▸ Data for processing
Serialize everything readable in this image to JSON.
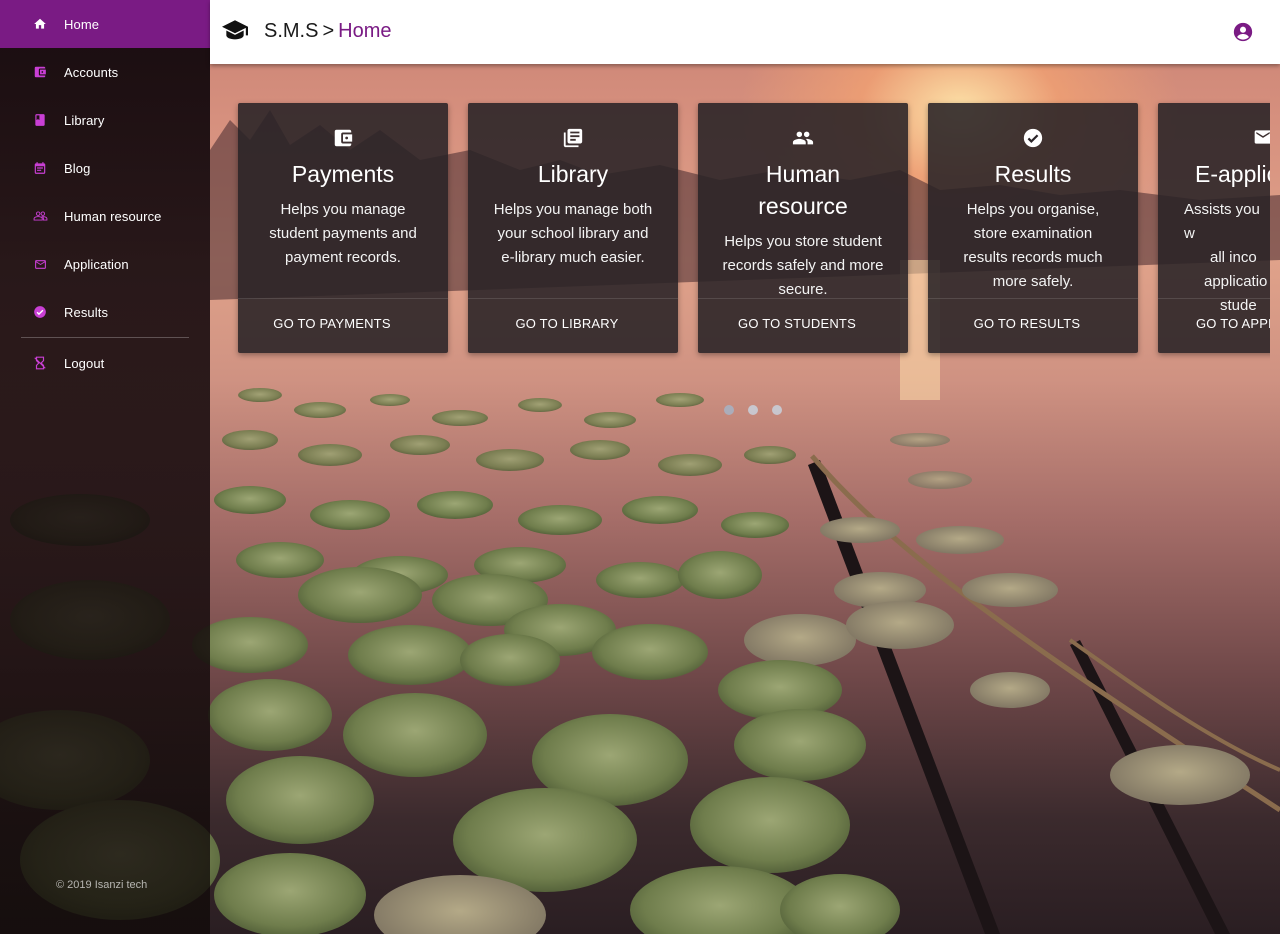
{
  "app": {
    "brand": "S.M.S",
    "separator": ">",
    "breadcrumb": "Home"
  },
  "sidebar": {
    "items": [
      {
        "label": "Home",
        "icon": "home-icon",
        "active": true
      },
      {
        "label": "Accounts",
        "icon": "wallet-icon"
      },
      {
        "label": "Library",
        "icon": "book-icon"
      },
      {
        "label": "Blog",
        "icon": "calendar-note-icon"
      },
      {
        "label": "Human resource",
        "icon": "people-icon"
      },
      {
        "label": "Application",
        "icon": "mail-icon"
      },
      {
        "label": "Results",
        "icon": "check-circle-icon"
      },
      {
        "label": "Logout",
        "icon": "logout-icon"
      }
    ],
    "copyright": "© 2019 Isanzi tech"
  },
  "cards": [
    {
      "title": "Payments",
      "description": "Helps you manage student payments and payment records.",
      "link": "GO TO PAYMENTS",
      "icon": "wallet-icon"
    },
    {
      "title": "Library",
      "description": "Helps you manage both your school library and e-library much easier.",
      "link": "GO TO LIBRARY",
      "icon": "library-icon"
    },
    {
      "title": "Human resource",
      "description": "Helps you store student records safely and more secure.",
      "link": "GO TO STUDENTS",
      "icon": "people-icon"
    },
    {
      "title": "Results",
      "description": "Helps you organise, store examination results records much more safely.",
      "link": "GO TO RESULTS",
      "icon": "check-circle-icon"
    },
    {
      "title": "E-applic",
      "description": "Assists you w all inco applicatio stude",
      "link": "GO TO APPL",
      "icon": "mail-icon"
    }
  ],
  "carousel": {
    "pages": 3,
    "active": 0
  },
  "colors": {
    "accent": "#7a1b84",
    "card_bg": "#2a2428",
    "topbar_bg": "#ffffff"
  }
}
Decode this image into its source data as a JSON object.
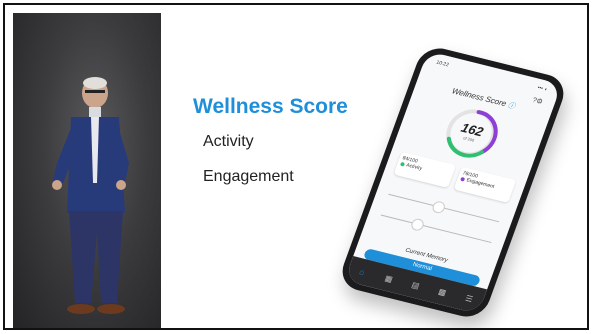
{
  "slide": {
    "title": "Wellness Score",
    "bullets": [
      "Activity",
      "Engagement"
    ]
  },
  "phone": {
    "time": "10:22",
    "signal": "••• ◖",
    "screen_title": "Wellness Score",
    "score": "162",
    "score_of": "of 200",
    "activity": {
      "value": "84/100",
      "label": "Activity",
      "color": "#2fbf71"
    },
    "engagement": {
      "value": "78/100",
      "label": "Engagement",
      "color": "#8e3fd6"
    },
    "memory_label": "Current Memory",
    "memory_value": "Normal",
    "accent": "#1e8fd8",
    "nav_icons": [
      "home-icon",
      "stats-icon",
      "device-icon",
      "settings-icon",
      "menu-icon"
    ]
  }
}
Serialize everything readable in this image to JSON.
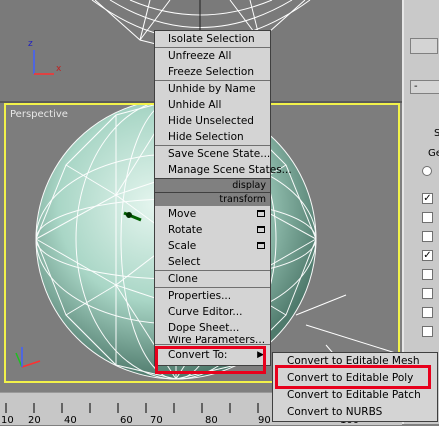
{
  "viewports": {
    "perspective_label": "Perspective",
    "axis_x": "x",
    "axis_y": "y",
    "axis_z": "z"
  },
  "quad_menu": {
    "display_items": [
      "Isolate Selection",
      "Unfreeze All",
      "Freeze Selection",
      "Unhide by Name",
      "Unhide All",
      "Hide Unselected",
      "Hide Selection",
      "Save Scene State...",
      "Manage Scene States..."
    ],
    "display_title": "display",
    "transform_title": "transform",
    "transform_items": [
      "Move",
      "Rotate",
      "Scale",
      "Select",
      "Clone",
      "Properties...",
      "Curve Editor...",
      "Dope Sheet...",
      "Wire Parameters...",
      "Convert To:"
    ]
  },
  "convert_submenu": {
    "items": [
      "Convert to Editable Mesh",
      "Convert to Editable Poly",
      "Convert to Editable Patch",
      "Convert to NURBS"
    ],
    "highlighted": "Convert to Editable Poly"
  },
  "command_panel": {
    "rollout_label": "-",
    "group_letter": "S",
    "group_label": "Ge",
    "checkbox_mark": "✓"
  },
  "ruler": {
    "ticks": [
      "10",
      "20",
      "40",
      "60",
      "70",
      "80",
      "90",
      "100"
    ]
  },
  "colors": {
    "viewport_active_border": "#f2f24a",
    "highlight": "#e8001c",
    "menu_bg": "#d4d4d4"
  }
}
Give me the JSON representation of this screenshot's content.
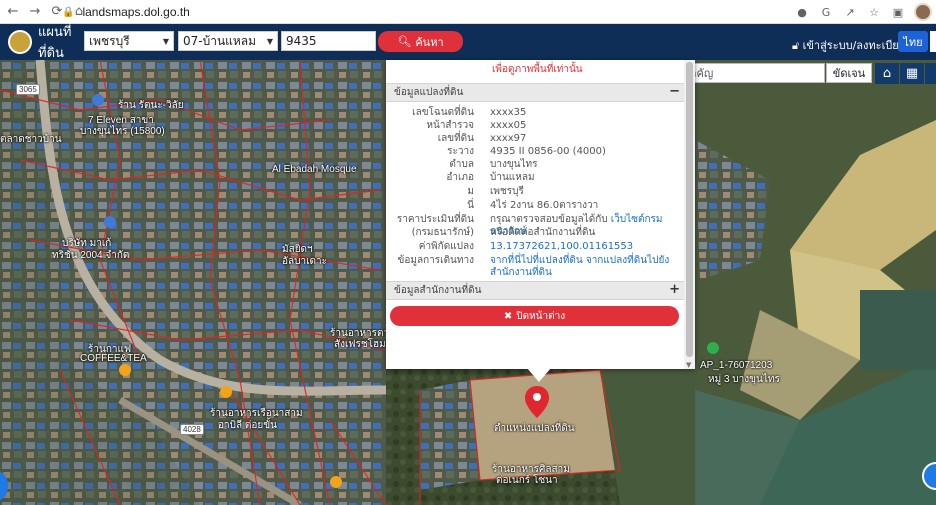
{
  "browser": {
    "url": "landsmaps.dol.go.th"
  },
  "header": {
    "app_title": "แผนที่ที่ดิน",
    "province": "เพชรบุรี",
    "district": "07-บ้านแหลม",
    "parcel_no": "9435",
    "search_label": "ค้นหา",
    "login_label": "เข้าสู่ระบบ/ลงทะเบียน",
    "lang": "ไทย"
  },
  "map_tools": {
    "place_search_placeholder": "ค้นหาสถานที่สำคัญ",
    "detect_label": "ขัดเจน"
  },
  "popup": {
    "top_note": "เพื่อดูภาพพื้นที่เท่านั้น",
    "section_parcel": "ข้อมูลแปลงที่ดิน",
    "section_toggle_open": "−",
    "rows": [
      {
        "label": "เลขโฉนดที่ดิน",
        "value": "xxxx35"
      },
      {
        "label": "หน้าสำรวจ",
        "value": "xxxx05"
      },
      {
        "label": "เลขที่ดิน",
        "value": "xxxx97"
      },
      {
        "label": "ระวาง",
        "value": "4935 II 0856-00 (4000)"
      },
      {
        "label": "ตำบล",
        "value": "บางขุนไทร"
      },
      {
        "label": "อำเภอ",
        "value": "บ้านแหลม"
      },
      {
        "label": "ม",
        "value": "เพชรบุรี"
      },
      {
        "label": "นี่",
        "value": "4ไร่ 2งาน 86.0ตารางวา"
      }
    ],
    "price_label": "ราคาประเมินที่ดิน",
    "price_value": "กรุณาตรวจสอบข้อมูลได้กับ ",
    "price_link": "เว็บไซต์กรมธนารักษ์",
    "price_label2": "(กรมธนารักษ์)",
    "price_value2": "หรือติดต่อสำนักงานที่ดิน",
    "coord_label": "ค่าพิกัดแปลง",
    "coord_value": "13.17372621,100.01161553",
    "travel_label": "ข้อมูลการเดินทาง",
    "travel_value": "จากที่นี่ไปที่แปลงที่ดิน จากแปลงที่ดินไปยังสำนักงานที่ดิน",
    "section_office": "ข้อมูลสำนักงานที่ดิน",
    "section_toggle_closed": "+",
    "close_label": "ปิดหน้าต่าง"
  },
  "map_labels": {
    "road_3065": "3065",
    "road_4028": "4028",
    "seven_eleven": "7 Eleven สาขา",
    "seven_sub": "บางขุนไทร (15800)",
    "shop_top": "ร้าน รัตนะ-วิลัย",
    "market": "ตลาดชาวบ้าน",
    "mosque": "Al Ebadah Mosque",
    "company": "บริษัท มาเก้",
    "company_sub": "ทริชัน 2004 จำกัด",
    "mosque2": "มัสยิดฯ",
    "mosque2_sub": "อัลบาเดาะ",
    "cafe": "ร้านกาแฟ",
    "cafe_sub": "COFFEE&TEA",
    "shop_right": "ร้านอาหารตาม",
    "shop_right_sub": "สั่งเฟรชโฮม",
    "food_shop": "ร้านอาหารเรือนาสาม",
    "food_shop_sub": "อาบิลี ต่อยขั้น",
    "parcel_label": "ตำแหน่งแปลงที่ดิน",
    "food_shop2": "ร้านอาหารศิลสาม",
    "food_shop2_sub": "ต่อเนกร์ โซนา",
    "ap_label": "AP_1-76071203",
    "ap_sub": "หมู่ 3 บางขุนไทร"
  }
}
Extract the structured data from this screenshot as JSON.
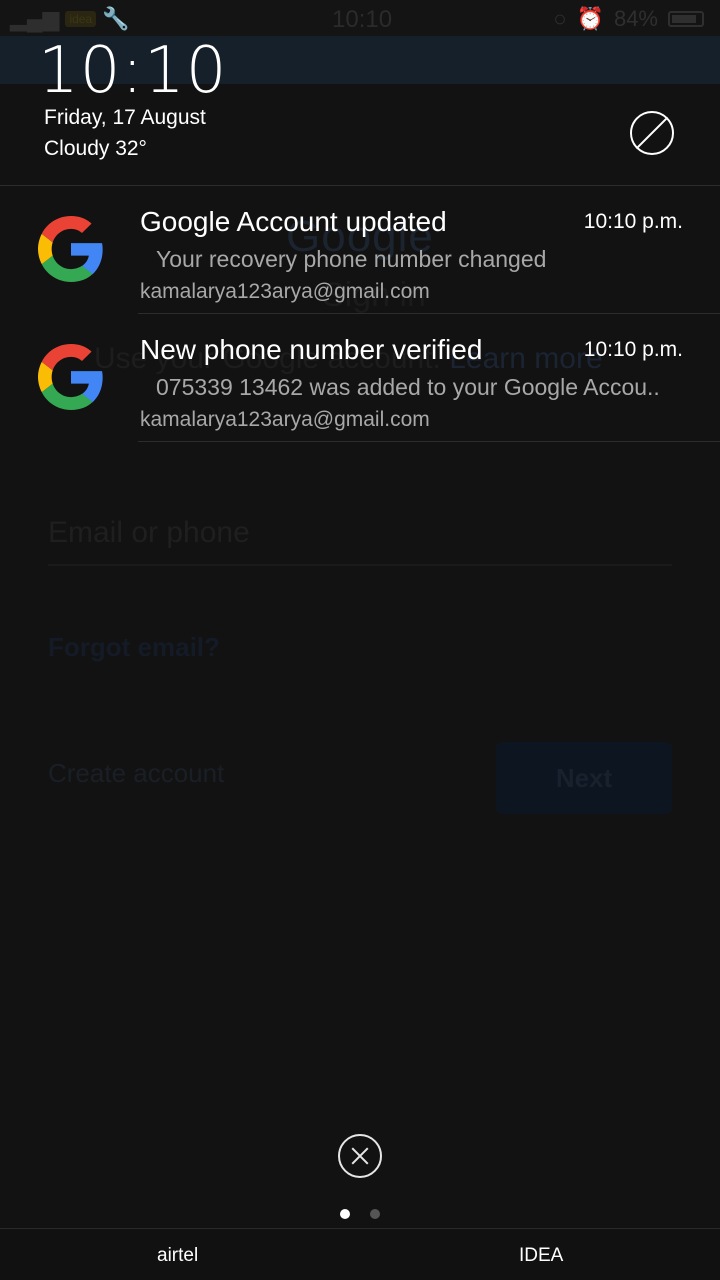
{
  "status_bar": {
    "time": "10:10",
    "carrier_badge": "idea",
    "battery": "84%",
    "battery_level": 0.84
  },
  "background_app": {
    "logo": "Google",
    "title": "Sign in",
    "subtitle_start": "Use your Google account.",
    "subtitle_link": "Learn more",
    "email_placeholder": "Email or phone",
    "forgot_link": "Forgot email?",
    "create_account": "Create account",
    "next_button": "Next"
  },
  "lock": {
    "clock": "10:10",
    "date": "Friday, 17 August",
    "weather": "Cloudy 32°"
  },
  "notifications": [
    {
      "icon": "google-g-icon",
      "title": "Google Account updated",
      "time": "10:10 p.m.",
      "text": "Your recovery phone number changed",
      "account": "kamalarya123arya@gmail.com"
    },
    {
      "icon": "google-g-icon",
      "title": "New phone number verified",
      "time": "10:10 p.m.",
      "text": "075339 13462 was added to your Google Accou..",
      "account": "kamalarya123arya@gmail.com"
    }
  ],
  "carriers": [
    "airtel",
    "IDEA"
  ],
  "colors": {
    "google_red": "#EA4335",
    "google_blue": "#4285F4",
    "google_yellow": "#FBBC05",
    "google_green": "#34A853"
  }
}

▸ Problem to solve
From the entries above, copy every line where the word "Selection" shows up.

▸ Result
      "Isolate Selection",
      "Freeze Selection",
      "Hide Selection",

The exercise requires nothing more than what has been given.